>>>>
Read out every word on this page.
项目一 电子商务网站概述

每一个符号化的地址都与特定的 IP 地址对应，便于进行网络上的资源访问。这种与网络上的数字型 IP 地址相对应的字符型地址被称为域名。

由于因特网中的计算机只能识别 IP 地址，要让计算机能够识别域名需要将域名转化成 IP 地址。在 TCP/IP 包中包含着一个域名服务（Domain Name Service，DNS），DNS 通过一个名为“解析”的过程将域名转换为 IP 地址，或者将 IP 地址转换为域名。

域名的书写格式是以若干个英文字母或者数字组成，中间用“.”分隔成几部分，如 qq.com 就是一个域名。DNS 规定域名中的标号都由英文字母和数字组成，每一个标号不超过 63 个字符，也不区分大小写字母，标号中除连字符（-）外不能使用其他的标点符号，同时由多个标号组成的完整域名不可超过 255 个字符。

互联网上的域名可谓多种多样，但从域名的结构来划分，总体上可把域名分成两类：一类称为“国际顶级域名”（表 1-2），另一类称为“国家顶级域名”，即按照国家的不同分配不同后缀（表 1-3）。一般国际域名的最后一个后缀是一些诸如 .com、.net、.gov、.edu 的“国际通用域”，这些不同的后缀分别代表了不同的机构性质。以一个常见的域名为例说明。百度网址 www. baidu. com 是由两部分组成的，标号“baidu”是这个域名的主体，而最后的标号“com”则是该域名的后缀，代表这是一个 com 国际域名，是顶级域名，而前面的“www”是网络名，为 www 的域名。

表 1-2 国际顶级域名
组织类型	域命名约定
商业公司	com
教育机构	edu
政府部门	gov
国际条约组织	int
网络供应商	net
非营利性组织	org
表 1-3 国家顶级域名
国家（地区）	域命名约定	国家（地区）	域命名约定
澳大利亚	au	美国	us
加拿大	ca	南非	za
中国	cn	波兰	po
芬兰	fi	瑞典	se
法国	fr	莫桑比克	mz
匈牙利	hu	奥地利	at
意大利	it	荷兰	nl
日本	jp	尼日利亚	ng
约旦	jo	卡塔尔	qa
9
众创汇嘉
<<<<
Extract the data in full. Keep it word for word.

== RESPONSE TO THE EXERCISE ==
Read out every word on this page.
项目一 电子商务网站概述

每一个符号化的地址都与特定的 IP 地址对应，便于进行网络上的资源访问。这种与网络上的数字型 IP 地址相对应的字符型地址被称为域名。

由于因特网中的计算机只能识别 IP 地址，要让计算机能够识别域名需要将域名转化成 IP 地址。在 TCP/IP 包中包含着一个域名服务（Domain Name Service，DNS），DNS 通过一个名为“解析”的过程将域名转换为 IP 地址，或者将 IP 地址转换为域名。

域名的书写格式是以若干个英文字母或者数字组成，中间用“.”分隔成几部分，如 qq.com 就是一个域名。DNS 规定域名中的标号都由英文字母和数字组成，每一个标号不超过 63 个字符，也不区分大小写字母，标号中除连字符（-）外不能使用其他的标点符号，同时由多个标号组成的完整域名不可超过 255 个字符。

互联网上的域名可谓多种多样，但从域名的结构来划分，总体上可把域名分成两类：一类称为“国际顶级域名”（表 1-2），另一类称为“国家顶级域名”，即按照国家的不同分配不同后缀（表 1-3）。一般国际域名的最后一个后缀是一些诸如 .com、.net、.gov、.edu 的“国际通用域”，这些不同的后缀分别代表了不同的机构性质。以一个常见的域名为例说明。百度网址 www. baidu. com 是由两部分组成的，标号“baidu”是这个域名的主体，而最后的标号“com”则是该域名的后缀，代表这是一个 com 国际域名，是顶级域名，而前面的“www”是网络名，为 www 的域名。

表 1-2 国际顶级域名
组织类型	域命名约定
商业公司	com
教育机构	edu
政府部门	gov
国际条约组织	int
网络供应商	net
非营利性组织	org
表 1-3 国家顶级域名
国家（地区）	域命名约定	国家（地区）	域命名约定
澳大利亚	au	美国	us
加拿大	ca	南非	za
中国	cn	波兰	po
芬兰	fi	瑞典	se
法国	fr	莫桑比克	mz
匈牙利	hu	奥地利	at
意大利	it	荷兰	nl
日本	jp	尼日利亚	ng
约旦	jo	卡塔尔	qa
9
众创汇嘉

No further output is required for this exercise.